**Objective**
Provide nothing but the number of lines containing the string "this".

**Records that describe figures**
____

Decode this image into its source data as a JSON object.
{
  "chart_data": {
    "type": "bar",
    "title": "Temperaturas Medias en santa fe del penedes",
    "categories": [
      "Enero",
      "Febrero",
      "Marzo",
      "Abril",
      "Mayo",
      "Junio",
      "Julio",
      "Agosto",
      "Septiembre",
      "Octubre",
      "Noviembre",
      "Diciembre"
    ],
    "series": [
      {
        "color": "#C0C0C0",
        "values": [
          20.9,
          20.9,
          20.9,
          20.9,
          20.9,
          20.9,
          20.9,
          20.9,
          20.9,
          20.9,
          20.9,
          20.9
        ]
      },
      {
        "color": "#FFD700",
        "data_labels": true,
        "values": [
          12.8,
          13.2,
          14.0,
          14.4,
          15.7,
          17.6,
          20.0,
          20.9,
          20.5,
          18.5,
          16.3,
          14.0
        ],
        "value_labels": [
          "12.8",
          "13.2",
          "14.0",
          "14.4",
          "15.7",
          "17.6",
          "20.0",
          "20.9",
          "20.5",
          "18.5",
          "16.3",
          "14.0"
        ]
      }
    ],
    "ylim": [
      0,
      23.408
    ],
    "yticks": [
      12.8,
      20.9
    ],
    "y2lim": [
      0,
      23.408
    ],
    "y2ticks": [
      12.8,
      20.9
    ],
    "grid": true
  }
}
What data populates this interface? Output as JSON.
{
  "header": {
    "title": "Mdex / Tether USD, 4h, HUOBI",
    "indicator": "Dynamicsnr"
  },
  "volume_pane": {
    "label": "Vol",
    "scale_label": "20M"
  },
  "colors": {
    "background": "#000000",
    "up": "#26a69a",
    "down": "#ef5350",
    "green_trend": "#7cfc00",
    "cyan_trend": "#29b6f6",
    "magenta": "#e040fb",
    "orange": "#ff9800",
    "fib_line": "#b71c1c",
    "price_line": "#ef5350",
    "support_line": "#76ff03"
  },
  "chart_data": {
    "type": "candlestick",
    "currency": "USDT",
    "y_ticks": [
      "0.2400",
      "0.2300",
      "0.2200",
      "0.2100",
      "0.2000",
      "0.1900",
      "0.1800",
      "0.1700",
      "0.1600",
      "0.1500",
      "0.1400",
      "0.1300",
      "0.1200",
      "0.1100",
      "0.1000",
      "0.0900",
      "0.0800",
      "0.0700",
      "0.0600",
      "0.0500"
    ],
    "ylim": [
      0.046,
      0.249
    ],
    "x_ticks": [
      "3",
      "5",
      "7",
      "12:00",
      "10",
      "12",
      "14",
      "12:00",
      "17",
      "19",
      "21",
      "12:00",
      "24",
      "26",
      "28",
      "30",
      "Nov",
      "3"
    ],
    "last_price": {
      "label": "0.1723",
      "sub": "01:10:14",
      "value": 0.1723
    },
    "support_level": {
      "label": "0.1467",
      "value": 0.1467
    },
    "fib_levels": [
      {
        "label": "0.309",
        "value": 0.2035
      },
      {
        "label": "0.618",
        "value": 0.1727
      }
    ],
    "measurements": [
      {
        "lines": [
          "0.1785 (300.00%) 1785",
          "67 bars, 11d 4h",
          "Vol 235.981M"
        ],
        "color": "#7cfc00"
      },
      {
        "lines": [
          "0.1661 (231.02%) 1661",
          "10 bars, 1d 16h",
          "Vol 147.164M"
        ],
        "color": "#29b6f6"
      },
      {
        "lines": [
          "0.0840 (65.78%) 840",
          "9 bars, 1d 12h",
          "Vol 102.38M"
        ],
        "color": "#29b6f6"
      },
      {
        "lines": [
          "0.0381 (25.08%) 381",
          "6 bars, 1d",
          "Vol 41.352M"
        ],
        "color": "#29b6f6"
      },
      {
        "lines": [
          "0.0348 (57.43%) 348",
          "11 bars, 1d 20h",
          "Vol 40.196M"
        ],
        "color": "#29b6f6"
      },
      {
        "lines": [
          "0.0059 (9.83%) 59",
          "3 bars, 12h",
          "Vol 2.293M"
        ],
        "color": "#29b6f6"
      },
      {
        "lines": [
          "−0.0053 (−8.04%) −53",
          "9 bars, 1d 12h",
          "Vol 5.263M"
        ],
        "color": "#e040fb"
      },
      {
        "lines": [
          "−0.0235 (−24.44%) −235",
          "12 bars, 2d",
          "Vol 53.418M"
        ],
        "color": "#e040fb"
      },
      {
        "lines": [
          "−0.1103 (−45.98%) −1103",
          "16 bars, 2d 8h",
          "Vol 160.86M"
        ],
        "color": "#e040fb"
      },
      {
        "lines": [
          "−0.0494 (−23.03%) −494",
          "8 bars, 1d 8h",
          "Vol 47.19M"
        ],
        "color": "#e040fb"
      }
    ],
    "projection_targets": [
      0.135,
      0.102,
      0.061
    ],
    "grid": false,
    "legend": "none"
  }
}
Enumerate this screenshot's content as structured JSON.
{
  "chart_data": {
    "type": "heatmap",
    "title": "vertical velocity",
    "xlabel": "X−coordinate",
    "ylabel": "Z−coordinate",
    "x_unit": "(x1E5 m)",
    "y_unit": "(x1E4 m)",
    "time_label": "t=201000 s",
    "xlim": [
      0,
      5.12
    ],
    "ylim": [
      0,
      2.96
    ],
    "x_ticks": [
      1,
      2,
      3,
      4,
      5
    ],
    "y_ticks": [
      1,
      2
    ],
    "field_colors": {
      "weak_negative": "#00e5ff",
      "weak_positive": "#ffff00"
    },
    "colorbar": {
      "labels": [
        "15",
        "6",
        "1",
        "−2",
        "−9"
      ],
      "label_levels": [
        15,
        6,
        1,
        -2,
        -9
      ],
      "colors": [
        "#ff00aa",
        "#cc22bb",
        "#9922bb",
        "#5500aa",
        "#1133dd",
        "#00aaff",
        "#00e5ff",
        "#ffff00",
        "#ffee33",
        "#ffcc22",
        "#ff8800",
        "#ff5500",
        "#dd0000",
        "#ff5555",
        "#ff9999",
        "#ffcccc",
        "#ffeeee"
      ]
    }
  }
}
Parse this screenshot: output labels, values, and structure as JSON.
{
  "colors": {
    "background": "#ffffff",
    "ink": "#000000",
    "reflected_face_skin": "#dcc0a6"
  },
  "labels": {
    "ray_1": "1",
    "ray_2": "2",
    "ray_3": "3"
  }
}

____

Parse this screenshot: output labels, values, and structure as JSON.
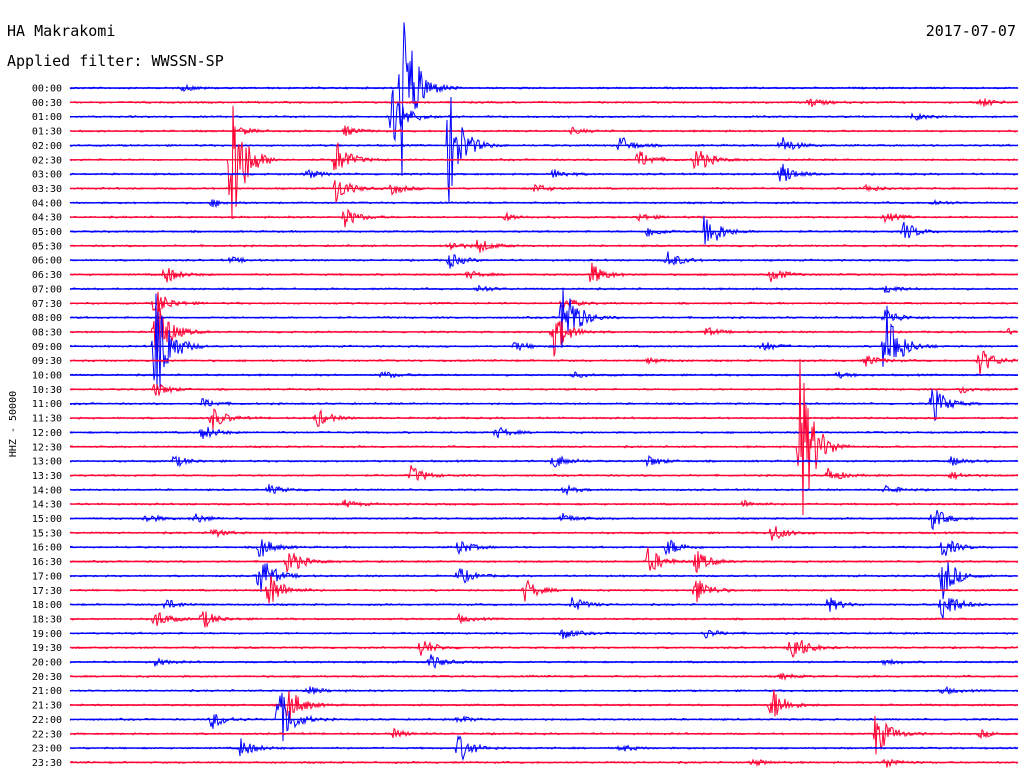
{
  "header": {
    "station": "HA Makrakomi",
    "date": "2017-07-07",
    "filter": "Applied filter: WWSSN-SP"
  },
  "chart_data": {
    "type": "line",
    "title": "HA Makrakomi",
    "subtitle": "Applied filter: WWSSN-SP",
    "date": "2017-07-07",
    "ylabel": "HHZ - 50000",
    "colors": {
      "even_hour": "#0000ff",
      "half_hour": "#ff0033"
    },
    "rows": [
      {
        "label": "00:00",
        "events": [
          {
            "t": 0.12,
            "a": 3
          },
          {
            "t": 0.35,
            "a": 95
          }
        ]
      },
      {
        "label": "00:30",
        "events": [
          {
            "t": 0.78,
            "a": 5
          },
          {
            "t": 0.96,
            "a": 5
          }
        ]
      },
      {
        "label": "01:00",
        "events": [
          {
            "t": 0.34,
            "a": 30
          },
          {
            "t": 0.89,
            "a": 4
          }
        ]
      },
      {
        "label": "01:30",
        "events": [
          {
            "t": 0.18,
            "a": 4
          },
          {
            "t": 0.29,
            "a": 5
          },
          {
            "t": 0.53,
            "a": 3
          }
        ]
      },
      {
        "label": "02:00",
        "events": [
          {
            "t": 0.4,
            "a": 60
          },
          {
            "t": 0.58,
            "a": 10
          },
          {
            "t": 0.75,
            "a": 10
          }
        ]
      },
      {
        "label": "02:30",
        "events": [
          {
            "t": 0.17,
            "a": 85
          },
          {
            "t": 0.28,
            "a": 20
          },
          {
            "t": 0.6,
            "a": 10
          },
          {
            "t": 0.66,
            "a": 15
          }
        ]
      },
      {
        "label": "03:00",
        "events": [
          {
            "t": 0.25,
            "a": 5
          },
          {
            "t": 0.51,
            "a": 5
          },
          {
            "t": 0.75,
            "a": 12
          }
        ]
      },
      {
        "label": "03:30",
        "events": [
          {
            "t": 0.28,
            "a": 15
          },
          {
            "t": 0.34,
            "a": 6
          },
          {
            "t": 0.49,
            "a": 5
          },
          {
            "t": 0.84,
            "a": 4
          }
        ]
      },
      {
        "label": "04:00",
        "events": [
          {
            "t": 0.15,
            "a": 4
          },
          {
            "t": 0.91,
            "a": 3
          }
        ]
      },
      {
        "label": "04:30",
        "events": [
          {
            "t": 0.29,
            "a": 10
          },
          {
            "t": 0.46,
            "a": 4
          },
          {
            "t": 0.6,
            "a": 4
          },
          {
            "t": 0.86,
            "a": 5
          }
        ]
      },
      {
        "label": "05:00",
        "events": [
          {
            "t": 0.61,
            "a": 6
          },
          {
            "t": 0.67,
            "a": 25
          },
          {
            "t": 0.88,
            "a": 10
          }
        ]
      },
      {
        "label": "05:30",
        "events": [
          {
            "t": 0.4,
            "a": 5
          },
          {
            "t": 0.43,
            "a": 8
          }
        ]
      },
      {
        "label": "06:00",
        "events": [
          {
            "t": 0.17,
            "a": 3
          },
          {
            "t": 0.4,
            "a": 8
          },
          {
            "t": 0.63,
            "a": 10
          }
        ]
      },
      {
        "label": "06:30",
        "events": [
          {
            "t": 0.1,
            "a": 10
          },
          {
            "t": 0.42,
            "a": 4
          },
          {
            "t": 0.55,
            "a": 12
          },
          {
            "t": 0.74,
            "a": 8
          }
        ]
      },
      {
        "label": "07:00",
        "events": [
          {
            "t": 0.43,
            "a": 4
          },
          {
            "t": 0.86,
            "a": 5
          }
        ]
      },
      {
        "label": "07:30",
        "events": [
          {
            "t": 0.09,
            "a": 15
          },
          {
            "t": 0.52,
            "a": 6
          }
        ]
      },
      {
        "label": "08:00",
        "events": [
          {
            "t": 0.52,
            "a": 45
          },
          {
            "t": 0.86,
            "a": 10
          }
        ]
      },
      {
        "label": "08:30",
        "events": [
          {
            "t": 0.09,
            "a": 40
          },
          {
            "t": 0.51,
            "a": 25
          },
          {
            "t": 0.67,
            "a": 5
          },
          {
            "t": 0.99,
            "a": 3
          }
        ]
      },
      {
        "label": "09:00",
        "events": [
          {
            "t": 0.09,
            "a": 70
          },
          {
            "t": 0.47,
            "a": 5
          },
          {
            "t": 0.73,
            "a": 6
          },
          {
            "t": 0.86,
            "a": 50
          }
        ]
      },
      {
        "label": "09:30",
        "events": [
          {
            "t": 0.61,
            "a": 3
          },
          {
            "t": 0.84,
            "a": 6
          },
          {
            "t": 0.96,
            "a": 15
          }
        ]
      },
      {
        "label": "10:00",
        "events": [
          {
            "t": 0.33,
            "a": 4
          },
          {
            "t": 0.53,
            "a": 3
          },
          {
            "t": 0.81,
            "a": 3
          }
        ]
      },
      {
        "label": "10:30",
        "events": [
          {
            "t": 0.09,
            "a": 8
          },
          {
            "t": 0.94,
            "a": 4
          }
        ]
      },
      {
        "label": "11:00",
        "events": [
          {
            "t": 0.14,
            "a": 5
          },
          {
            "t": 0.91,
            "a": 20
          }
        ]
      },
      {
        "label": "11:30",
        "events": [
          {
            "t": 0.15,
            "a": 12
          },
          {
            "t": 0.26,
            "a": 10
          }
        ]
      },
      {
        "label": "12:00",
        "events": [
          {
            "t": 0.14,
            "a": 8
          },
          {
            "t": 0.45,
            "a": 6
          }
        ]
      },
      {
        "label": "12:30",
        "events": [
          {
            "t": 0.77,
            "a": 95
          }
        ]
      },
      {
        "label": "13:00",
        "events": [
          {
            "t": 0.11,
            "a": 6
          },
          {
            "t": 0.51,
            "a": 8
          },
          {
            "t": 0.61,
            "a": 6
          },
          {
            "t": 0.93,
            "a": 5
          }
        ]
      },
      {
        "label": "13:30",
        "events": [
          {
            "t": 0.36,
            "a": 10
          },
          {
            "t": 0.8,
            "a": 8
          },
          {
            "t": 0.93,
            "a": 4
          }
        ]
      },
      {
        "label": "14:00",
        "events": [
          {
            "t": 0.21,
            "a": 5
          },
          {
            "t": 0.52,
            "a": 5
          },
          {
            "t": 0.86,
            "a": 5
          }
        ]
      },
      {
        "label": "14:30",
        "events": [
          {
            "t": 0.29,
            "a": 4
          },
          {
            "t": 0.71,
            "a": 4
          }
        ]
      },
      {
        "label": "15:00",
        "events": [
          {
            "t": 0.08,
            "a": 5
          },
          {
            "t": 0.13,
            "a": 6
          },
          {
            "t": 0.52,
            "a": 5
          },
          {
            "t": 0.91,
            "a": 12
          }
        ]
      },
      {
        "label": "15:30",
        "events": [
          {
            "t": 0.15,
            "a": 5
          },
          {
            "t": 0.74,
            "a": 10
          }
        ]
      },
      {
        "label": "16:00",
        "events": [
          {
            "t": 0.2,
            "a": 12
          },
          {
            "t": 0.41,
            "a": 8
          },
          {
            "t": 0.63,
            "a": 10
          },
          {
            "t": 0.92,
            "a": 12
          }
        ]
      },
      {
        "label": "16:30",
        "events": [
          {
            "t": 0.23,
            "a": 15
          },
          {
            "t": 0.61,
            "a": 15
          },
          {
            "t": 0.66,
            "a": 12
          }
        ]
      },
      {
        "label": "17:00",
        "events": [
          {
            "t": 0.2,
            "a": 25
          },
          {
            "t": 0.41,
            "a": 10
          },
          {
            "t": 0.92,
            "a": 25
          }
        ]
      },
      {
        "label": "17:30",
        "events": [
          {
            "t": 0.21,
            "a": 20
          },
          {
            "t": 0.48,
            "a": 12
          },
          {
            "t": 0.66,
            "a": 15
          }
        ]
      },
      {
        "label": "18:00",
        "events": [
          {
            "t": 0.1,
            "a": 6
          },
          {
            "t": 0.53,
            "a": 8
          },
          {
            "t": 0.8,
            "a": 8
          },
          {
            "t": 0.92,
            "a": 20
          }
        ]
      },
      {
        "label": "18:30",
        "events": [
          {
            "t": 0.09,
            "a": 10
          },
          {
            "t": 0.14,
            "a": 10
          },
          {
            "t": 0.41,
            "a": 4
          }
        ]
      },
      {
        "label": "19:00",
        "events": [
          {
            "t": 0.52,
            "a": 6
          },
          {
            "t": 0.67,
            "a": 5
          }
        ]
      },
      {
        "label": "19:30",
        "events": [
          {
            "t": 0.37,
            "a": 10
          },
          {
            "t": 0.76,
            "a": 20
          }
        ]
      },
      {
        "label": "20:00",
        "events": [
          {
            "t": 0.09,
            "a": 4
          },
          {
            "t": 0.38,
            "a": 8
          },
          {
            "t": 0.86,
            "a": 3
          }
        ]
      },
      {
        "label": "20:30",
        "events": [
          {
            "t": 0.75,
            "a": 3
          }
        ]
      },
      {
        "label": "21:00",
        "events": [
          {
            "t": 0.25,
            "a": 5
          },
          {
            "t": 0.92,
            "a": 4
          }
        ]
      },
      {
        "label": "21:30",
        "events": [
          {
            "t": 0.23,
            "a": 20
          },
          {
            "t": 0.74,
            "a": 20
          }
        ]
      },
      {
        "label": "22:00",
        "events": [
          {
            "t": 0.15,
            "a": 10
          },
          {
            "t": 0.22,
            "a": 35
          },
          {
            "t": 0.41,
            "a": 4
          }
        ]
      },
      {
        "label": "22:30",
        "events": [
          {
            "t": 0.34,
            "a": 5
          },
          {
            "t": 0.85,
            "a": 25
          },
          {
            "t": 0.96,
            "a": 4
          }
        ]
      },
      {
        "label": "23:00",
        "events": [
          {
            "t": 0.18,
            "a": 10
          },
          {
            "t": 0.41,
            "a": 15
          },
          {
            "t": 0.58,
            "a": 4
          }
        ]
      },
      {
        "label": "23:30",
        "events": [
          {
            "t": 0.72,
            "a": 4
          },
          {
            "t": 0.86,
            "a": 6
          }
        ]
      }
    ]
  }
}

____

**Solved problem**
5